GOAL:
Compile every line that includes the word "display".

RECORDS PROVIDED:
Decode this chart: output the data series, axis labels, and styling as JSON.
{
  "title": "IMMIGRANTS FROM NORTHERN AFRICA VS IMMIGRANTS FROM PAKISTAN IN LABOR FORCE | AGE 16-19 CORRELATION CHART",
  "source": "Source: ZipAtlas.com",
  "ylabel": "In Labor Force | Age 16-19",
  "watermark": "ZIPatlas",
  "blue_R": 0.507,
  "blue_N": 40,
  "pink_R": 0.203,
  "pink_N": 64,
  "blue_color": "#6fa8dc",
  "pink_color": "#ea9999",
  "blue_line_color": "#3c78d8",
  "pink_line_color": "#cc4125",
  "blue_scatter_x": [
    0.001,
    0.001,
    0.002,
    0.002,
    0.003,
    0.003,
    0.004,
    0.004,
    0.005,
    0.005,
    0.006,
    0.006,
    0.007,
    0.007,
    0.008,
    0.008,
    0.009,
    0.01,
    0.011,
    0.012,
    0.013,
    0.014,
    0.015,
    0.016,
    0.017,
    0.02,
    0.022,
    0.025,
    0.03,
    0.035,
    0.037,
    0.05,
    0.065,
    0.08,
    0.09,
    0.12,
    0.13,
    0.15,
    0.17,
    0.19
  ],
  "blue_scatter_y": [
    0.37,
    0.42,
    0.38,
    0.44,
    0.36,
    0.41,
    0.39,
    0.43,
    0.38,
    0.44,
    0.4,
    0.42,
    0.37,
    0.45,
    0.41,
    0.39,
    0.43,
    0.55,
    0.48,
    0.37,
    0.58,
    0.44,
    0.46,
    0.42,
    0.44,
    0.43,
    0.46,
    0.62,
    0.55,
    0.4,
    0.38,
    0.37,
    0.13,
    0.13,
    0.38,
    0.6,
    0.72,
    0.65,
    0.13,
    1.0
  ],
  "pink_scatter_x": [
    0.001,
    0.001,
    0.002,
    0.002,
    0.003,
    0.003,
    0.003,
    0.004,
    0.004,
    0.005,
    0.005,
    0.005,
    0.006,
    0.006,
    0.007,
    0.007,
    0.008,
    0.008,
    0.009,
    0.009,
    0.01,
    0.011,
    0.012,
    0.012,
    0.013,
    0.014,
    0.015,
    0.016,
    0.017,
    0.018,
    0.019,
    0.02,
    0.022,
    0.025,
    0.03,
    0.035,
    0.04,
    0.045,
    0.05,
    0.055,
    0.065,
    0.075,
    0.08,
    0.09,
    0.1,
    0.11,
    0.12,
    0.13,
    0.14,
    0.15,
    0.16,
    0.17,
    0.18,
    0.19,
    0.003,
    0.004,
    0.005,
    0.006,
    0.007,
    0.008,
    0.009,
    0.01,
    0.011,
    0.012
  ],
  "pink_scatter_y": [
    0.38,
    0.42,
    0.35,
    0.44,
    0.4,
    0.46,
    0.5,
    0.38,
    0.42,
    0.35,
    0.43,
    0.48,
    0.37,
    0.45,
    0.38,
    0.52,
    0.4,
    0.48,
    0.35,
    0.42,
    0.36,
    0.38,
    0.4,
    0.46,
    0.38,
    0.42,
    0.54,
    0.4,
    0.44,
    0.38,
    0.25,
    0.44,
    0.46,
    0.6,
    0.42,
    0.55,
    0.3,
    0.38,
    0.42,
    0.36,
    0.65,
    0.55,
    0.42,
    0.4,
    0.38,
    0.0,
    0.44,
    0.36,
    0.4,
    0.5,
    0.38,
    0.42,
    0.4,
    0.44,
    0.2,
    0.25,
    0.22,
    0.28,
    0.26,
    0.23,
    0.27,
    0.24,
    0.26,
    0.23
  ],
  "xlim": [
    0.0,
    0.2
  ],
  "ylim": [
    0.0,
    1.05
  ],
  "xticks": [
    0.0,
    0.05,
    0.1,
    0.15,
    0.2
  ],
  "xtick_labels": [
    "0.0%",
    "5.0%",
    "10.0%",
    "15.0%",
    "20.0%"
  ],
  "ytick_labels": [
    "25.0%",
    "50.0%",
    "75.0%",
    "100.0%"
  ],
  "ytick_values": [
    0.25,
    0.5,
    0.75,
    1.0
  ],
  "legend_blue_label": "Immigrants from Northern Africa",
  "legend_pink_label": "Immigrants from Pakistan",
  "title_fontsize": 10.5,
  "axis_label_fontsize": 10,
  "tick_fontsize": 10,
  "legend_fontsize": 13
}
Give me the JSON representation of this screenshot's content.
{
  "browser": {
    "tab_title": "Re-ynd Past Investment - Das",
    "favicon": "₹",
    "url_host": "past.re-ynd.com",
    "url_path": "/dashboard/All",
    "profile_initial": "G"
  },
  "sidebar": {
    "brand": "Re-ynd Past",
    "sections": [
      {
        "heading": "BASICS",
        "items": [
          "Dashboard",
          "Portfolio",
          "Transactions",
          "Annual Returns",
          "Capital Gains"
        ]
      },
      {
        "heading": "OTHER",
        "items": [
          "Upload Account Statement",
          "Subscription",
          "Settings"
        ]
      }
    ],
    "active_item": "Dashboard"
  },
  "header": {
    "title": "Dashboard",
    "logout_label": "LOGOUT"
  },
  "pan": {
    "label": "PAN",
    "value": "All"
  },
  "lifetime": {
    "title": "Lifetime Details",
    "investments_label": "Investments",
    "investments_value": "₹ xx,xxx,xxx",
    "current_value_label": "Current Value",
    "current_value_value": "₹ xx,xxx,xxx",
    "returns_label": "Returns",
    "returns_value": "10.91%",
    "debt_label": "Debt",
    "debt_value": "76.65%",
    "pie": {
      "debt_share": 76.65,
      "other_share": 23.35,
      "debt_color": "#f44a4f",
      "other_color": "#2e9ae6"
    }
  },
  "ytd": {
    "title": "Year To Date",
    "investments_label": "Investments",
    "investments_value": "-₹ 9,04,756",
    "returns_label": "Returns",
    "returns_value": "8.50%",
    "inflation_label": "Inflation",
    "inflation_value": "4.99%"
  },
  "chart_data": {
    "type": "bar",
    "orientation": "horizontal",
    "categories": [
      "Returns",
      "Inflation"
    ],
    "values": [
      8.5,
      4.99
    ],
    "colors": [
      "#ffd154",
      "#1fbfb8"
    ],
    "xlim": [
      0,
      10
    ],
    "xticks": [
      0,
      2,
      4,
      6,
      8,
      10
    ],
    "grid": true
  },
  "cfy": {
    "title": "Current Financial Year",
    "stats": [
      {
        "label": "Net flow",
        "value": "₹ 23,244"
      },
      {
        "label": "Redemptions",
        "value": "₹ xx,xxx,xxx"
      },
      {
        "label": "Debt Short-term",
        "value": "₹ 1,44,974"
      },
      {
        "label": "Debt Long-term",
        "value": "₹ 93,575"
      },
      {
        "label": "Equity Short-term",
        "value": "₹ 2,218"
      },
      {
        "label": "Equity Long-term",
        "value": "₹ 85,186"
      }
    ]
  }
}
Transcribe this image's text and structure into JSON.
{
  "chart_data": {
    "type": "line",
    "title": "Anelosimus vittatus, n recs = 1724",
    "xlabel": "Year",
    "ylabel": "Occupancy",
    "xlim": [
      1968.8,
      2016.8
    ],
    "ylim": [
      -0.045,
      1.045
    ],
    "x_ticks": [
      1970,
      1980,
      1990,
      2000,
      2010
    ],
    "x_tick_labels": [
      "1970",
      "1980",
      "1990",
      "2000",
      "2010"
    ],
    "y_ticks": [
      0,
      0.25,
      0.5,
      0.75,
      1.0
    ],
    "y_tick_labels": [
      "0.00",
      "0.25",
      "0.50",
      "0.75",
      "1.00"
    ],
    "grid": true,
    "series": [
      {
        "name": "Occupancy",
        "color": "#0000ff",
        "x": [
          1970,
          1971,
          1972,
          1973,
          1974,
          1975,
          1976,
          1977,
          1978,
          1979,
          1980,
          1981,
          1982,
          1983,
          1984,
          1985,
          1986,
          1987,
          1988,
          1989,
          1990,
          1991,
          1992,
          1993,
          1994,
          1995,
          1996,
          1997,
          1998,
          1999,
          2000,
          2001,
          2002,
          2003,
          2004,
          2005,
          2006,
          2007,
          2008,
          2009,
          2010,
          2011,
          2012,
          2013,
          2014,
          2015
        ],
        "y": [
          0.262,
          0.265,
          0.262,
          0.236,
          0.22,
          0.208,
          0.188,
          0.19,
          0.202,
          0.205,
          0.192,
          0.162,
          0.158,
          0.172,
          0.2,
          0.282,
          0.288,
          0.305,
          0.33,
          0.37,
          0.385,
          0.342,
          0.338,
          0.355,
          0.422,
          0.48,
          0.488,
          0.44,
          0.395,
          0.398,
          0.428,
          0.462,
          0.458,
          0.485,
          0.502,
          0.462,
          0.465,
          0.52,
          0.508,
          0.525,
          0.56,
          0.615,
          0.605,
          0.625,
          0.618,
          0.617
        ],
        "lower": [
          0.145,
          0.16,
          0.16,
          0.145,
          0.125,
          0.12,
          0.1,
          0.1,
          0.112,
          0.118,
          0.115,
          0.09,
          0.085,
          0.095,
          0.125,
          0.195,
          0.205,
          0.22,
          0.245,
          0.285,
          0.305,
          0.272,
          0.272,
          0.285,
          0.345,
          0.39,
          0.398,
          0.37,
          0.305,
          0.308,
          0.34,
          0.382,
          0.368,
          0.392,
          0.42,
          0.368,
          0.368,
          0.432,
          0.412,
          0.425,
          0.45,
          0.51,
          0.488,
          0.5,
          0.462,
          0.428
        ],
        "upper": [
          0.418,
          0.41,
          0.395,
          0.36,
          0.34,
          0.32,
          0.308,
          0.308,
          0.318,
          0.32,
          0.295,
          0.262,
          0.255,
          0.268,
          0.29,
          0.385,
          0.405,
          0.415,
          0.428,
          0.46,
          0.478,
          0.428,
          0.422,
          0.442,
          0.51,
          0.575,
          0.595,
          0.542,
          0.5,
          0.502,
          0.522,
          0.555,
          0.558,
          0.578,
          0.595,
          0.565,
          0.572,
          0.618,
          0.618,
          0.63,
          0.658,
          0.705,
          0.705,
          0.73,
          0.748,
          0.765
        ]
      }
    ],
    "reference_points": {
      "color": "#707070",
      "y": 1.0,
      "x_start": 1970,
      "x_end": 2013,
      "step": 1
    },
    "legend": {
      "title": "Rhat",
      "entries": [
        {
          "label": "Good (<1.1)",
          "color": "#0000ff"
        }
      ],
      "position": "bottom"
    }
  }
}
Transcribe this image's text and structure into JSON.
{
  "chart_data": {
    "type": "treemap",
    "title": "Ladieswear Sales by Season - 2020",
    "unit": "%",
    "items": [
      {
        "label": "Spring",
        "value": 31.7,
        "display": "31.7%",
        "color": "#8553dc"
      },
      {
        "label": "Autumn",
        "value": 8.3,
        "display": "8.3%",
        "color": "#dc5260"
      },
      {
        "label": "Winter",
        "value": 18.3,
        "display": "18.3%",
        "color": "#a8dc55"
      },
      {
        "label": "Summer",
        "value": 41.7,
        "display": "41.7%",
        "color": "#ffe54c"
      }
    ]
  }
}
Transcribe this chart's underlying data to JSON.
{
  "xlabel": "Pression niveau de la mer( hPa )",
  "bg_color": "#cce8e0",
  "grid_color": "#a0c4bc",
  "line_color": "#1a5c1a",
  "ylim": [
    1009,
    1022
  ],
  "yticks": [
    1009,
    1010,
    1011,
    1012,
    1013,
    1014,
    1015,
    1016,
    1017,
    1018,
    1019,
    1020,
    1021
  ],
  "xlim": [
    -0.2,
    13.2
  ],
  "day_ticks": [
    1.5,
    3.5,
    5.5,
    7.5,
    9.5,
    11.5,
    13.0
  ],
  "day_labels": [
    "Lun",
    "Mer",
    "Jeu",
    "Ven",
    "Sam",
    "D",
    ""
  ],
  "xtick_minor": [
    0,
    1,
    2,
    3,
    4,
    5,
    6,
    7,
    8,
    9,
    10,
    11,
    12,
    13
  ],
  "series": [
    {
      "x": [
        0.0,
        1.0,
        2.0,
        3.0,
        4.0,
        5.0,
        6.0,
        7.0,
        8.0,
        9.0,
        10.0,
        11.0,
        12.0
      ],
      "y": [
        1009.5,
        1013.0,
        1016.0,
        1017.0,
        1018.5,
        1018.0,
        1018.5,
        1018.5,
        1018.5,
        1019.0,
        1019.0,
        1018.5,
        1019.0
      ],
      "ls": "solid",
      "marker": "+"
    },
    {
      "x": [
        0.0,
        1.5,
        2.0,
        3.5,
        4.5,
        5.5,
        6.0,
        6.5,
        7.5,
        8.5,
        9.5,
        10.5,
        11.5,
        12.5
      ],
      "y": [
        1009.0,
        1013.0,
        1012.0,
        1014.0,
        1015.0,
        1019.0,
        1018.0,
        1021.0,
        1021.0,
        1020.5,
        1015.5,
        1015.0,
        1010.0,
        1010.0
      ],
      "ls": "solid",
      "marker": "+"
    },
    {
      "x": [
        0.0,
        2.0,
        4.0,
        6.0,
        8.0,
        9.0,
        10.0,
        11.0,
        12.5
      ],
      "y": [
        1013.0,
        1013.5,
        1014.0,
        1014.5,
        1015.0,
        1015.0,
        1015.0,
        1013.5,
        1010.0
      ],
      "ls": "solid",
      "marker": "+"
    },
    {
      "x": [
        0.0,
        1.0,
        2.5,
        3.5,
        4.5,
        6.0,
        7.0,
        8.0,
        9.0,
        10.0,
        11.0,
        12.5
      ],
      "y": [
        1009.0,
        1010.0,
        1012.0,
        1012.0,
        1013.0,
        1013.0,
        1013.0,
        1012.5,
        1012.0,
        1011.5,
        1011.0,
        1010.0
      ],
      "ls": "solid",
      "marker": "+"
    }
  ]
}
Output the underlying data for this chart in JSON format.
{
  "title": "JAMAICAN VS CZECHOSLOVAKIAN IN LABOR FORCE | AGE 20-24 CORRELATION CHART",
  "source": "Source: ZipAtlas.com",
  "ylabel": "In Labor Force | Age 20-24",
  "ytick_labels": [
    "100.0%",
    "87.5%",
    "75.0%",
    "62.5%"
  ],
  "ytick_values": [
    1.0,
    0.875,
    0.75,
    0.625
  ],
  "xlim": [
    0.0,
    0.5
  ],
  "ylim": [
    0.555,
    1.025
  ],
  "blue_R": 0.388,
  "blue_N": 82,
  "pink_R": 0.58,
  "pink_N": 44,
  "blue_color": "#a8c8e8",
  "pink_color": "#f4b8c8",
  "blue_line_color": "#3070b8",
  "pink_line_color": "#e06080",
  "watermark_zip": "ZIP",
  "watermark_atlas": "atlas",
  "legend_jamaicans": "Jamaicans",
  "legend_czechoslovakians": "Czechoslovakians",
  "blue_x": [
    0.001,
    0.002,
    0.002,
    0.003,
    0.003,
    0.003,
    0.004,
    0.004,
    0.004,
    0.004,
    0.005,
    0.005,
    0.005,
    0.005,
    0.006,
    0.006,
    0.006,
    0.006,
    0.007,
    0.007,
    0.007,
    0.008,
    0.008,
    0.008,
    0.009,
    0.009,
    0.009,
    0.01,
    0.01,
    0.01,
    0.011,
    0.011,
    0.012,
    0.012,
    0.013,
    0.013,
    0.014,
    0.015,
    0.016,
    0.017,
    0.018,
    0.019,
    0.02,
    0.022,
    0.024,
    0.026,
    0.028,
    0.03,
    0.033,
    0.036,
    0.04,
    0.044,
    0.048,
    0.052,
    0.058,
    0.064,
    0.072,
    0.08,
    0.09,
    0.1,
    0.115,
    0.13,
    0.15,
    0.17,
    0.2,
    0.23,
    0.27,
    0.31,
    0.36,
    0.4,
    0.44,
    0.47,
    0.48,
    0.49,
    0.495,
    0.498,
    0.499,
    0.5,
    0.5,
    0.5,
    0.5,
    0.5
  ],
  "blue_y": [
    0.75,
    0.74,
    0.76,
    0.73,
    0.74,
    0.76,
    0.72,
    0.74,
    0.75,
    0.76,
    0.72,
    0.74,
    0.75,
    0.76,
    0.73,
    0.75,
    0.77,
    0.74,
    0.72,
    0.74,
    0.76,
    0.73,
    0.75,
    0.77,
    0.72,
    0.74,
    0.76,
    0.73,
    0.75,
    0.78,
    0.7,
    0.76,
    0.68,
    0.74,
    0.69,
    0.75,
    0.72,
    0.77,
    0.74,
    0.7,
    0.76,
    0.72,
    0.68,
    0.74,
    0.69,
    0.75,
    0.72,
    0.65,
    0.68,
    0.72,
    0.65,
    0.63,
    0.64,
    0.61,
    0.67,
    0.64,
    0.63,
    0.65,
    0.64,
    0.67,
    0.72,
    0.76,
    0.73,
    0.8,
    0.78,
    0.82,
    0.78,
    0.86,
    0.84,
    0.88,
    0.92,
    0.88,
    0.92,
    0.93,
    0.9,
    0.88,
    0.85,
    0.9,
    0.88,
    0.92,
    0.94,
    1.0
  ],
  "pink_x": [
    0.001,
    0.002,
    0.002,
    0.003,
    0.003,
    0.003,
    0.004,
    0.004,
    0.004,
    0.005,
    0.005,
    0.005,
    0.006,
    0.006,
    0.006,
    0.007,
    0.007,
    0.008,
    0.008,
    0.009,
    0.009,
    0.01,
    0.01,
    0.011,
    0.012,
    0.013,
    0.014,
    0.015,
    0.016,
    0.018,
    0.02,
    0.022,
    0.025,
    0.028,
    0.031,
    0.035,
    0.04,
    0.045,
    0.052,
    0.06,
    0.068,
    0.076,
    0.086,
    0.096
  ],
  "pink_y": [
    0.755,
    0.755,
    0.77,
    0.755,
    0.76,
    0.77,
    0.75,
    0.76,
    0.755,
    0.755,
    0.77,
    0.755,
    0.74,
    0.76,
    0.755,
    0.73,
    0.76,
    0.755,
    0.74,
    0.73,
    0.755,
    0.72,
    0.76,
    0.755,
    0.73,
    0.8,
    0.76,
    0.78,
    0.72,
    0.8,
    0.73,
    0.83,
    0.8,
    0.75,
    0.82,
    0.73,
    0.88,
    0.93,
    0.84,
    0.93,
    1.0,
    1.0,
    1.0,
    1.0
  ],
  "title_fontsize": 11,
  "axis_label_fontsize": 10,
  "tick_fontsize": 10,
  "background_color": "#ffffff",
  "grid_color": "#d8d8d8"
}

REPLY:
        "display": "31.7%",
        "display": "8.3%",
        "display": "18.3%",
        "display": "41.7%",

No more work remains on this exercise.